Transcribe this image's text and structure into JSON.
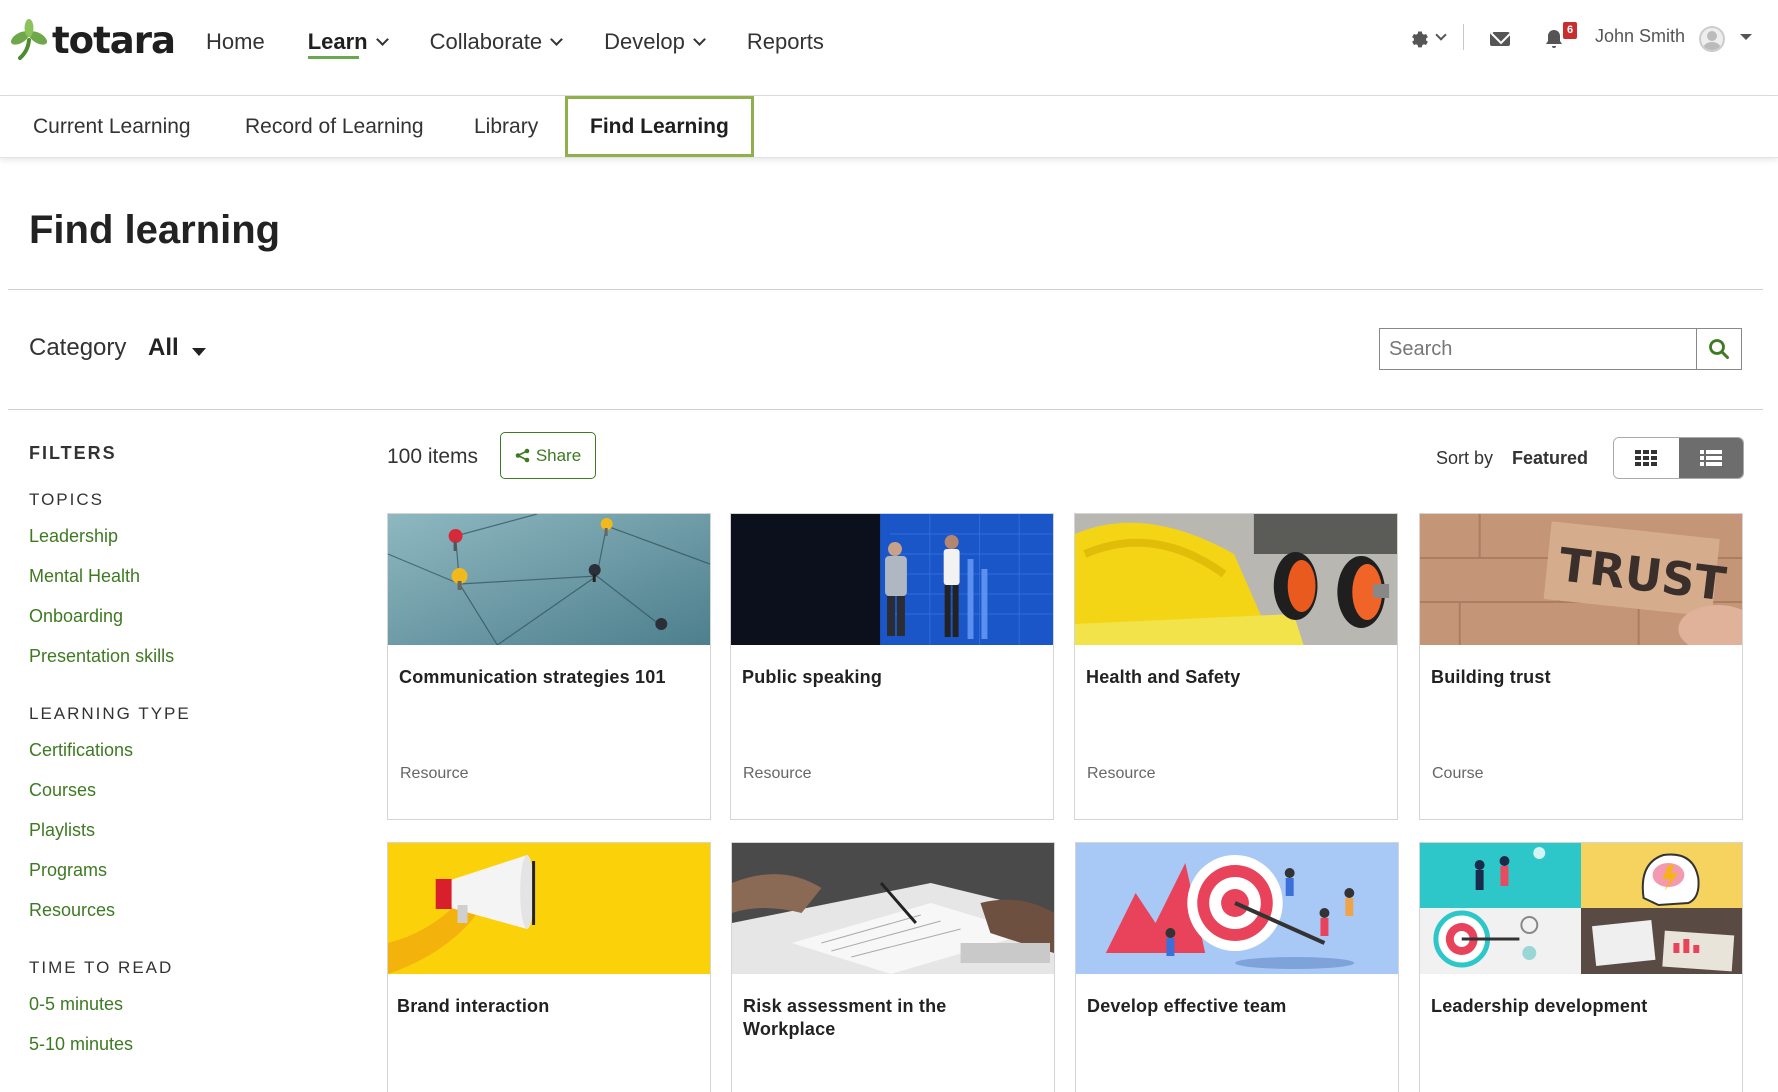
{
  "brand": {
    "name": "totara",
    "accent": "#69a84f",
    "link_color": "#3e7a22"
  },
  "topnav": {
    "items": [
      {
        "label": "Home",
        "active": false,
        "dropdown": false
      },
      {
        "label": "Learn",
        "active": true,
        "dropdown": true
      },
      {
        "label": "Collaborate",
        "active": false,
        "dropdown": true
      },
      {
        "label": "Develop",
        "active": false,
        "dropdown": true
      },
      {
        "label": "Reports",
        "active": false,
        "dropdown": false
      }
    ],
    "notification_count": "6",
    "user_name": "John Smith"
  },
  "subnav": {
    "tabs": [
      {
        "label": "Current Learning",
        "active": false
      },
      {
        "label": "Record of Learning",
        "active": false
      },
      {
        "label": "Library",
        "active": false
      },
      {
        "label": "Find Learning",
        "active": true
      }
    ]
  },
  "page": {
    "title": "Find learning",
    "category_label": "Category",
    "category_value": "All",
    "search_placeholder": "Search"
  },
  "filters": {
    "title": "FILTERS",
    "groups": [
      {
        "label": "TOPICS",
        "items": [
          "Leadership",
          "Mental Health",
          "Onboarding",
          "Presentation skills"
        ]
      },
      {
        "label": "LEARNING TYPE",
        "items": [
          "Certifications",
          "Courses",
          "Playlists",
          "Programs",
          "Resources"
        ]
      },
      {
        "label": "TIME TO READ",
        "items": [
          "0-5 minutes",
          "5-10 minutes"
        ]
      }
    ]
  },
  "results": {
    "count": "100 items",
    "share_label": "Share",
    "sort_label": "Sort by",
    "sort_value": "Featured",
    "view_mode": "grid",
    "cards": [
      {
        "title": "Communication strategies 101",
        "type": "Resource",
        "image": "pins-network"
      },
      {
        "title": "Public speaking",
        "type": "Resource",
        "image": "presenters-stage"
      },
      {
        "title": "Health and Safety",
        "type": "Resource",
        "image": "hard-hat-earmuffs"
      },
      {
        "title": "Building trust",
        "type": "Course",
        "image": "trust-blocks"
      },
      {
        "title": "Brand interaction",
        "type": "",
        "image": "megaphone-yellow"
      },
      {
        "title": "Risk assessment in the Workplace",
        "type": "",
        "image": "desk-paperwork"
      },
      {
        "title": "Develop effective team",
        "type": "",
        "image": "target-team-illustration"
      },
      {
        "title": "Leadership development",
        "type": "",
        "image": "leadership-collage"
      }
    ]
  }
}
◆ ◆ ◆ ◆
▸ GIVEN TASK
Copy the listing word for word, excluding its pictures.

▸ TASK RESULT
Transcribe this image's text and structure into JSON.
{
  "brand": {
    "name": "totara",
    "accent": "#69a84f",
    "link_color": "#3e7a22"
  },
  "topnav": {
    "items": [
      {
        "label": "Home",
        "active": false,
        "dropdown": false
      },
      {
        "label": "Learn",
        "active": true,
        "dropdown": true
      },
      {
        "label": "Collaborate",
        "active": false,
        "dropdown": true
      },
      {
        "label": "Develop",
        "active": false,
        "dropdown": true
      },
      {
        "label": "Reports",
        "active": false,
        "dropdown": false
      }
    ],
    "notification_count": "6",
    "user_name": "John Smith"
  },
  "subnav": {
    "tabs": [
      {
        "label": "Current Learning",
        "active": false
      },
      {
        "label": "Record of Learning",
        "active": false
      },
      {
        "label": "Library",
        "active": false
      },
      {
        "label": "Find Learning",
        "active": true
      }
    ]
  },
  "page": {
    "title": "Find learning",
    "category_label": "Category",
    "category_value": "All",
    "search_placeholder": "Search"
  },
  "filters": {
    "title": "FILTERS",
    "groups": [
      {
        "label": "TOPICS",
        "items": [
          "Leadership",
          "Mental Health",
          "Onboarding",
          "Presentation skills"
        ]
      },
      {
        "label": "LEARNING TYPE",
        "items": [
          "Certifications",
          "Courses",
          "Playlists",
          "Programs",
          "Resources"
        ]
      },
      {
        "label": "TIME TO READ",
        "items": [
          "0-5 minutes",
          "5-10 minutes"
        ]
      }
    ]
  },
  "results": {
    "count": "100 items",
    "share_label": "Share",
    "sort_label": "Sort by",
    "sort_value": "Featured",
    "view_mode": "grid",
    "cards": [
      {
        "title": "Communication strategies 101",
        "type": "Resource",
        "image": "pins-network"
      },
      {
        "title": "Public speaking",
        "type": "Resource",
        "image": "presenters-stage"
      },
      {
        "title": "Health and Safety",
        "type": "Resource",
        "image": "hard-hat-earmuffs"
      },
      {
        "title": "Building trust",
        "type": "Course",
        "image": "trust-blocks"
      },
      {
        "title": "Brand interaction",
        "type": "",
        "image": "megaphone-yellow"
      },
      {
        "title": "Risk assessment in the Workplace",
        "type": "",
        "image": "desk-paperwork"
      },
      {
        "title": "Develop effective team",
        "type": "",
        "image": "target-team-illustration"
      },
      {
        "title": "Leadership development",
        "type": "",
        "image": "leadership-collage"
      }
    ]
  }
}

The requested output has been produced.